**Data supplied:**

·····

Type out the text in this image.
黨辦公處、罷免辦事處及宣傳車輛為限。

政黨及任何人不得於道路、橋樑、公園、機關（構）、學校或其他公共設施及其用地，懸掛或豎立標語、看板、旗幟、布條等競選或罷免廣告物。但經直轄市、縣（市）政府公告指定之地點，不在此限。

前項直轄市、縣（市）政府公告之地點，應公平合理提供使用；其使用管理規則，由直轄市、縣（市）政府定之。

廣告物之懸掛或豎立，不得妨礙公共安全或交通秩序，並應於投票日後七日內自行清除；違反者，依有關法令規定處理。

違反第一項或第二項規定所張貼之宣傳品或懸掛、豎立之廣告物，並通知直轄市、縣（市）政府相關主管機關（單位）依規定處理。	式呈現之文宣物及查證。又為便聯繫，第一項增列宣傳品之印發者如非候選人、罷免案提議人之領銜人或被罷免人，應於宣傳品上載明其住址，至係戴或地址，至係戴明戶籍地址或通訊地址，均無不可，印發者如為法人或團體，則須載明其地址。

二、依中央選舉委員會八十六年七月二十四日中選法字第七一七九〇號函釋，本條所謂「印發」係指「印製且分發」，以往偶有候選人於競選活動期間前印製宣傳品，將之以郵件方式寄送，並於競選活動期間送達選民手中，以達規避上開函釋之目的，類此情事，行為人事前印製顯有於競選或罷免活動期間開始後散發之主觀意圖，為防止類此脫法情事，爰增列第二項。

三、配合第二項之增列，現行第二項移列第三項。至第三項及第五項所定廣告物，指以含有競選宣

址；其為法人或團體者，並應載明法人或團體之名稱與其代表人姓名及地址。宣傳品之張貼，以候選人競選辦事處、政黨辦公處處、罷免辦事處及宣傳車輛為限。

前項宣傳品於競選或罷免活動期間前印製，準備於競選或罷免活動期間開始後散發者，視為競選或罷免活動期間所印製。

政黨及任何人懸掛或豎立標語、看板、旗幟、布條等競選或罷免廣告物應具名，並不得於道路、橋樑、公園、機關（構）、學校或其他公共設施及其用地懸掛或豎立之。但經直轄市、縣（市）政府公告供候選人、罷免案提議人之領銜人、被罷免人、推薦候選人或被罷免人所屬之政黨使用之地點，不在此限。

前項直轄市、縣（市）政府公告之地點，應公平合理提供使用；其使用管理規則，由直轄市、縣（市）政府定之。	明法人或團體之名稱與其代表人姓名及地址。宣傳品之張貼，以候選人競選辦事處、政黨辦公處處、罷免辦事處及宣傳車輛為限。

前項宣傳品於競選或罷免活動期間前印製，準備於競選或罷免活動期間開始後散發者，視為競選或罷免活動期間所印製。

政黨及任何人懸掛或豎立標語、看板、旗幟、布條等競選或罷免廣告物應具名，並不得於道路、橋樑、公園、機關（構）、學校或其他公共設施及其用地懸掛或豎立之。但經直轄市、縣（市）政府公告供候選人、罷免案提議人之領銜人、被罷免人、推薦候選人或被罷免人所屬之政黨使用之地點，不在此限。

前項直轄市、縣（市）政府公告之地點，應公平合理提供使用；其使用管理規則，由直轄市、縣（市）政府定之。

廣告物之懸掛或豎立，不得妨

·····

**Work instructions:** Exactly reproduce all of the entries above.

**Solution to the exercise:**
Type out the text in this image.
黨辦公處、罷免辦事處及宣傳車輛為限。

政黨及任何人不得於道路、橋樑、公園、機關（構）、學校或其他公共設施及其用地，懸掛或豎立標語、看板、旗幟、布條等競選或罷免廣告物。但經直轄市、縣（市）政府公告指定之地點，不在此限。

前項直轄市、縣（市）政府公告之地點，應公平合理提供使用；其使用管理規則，由直轄市、縣（市）政府定之。

廣告物之懸掛或豎立，不得妨礙公共安全或交通秩序，並應於投票日後七日內自行清除；違反者，依有關法令規定處理。

違反第一項或第二項規定所張貼之宣傳品或懸掛、豎立之廣告物，並通知直轄市、縣（市）政府相關主管機關（單位）依規定處理。	式呈現之文宣物及查證。又為便聯繫，第一項增列宣傳品之印發者如非候選人、罷免案提議人之領銜人或被罷免人，應於宣傳品上載明其住址，至係戴或地址，至係戴明戶籍地址或通訊地址，均無不可，印發者如為法人或團體，則須載明其地址。

二、依中央選舉委員會八十六年七月二十四日中選法字第七一七九〇號函釋，本條所謂「印發」係指「印製且分發」，以往偶有候選人於競選活動期間前印製宣傳品，將之以郵件方式寄送，並於競選活動期間送達選民手中，以達規避上開函釋之目的，類此情事，行為人事前印製顯有於競選或罷免活動期間開始後散發之主觀意圖，為防止類此脫法情事，爰增列第二項。

三、配合第二項之增列，現行第二項移列第三項。至第三項及第五項所定廣告物，指以含有競選宣

址；其為法人或團體者，並應載明法人或團體之名稱與其代表人姓名及地址。宣傳品之張貼，以候選人競選辦事處、政黨辦公處處、罷免辦事處及宣傳車輛為限。

前項宣傳品於競選或罷免活動期間前印製，準備於競選或罷免活動期間開始後散發者，視為競選或罷免活動期間所印製。

政黨及任何人懸掛或豎立標語、看板、旗幟、布條等競選或罷免廣告物應具名，並不得於道路、橋樑、公園、機關（構）、學校或其他公共設施及其用地懸掛或豎立之。但經直轄市、縣（市）政府公告供候選人、罷免案提議人之領銜人、被罷免人、推薦候選人或被罷免人所屬之政黨使用之地點，不在此限。

前項直轄市、縣（市）政府公告之地點，應公平合理提供使用；其使用管理規則，由直轄市、縣（市）政府定之。	明法人或團體之名稱與其代表人姓名及地址。宣傳品之張貼，以候選人競選辦事處、政黨辦公處處、罷免辦事處及宣傳車輛為限。

前項宣傳品於競選或罷免活動期間前印製，準備於競選或罷免活動期間開始後散發者，視為競選或罷免活動期間所印製。

政黨及任何人懸掛或豎立標語、看板、旗幟、布條等競選或罷免廣告物應具名，並不得於道路、橋樑、公園、機關（構）、學校或其他公共設施及其用地懸掛或豎立之。但經直轄市、縣（市）政府公告供候選人、罷免案提議人之領銜人、被罷免人、推薦候選人或被罷免人所屬之政黨使用之地點，不在此限。

前項直轄市、縣（市）政府公告之地點，應公平合理提供使用；其使用管理規則，由直轄市、縣（市）政府定之。

廣告物之懸掛或豎立，不得妨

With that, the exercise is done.